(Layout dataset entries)
- - - - - - -
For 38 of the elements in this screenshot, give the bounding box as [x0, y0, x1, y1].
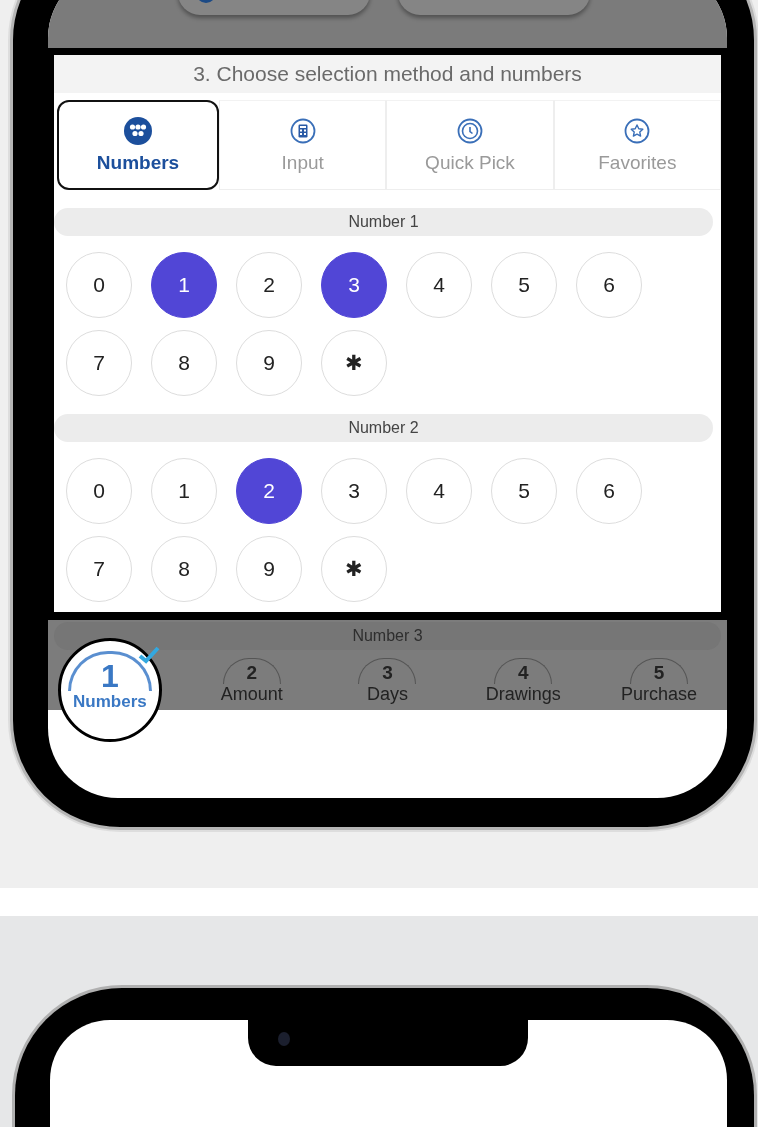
step-number: 1: [67, 651, 152, 691]
number-ball[interactable]: 7: [66, 330, 132, 396]
dots-icon: [123, 116, 153, 146]
number-ball[interactable]: 2: [236, 252, 302, 318]
group-label: Number 2: [54, 414, 713, 442]
step-label: Purchase: [621, 684, 698, 704]
section-title: 3. Choose selection method and numbers: [54, 55, 721, 93]
number-ball[interactable]: 9: [236, 330, 302, 396]
number-ball[interactable]: 4: [406, 252, 472, 318]
number-ball[interactable]: 8: [151, 536, 217, 602]
step-label: Amount: [220, 684, 283, 704]
number-ball[interactable]: 0: [66, 458, 132, 524]
number-ball[interactable]: 1: [151, 252, 217, 318]
number-ball[interactable]: 1: [151, 458, 217, 524]
number-ball[interactable]: 7: [66, 536, 132, 602]
number-ball[interactable]: 9: [236, 536, 302, 602]
tab[interactable]: Numbers: [57, 100, 219, 190]
clock-icon: [457, 116, 483, 146]
step-label: Drawings: [485, 684, 561, 704]
number-ball[interactable]: 0: [66, 252, 132, 318]
number-ball[interactable]: ✱: [321, 330, 387, 396]
number-ball[interactable]: 5: [491, 458, 557, 524]
number-ball[interactable]: 6: [576, 458, 642, 524]
number-ball[interactable]: 6: [576, 252, 642, 318]
step-label: Numbers: [73, 692, 147, 712]
group-label: Number 3: [54, 622, 721, 650]
number-ball[interactable]: 3: [321, 252, 387, 318]
number-ball[interactable]: 2: [236, 458, 302, 524]
number-ball[interactable]: 3: [321, 458, 387, 524]
step-label: Days: [367, 684, 408, 704]
number-ball[interactable]: 5: [491, 252, 557, 318]
number-ball[interactable]: 8: [151, 330, 217, 396]
number-ball[interactable]: ✱: [321, 536, 387, 602]
calculator-icon: [289, 116, 316, 146]
camera-icon: [278, 1032, 290, 1046]
number-ball[interactable]: 4: [406, 458, 472, 524]
group-label: Number 1: [54, 208, 713, 236]
spotlight-step[interactable]: 1 Numbers: [57, 638, 162, 742]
- - - - - - -
Please return, unchanged, everything in the records from the line containing "step-number: 1: [67, 651, 152, 691]" down to the line containing "step-label: Purchase: [621, 684, 698, 704]", including both of those lines.

step-number: 1: [67, 651, 152, 691]
number-ball[interactable]: 7: [66, 330, 132, 396]
dots-icon: [123, 116, 153, 146]
number-ball[interactable]: 2: [236, 252, 302, 318]
group-label: Number 2: [54, 414, 713, 442]
step-label: Purchase: [621, 684, 698, 704]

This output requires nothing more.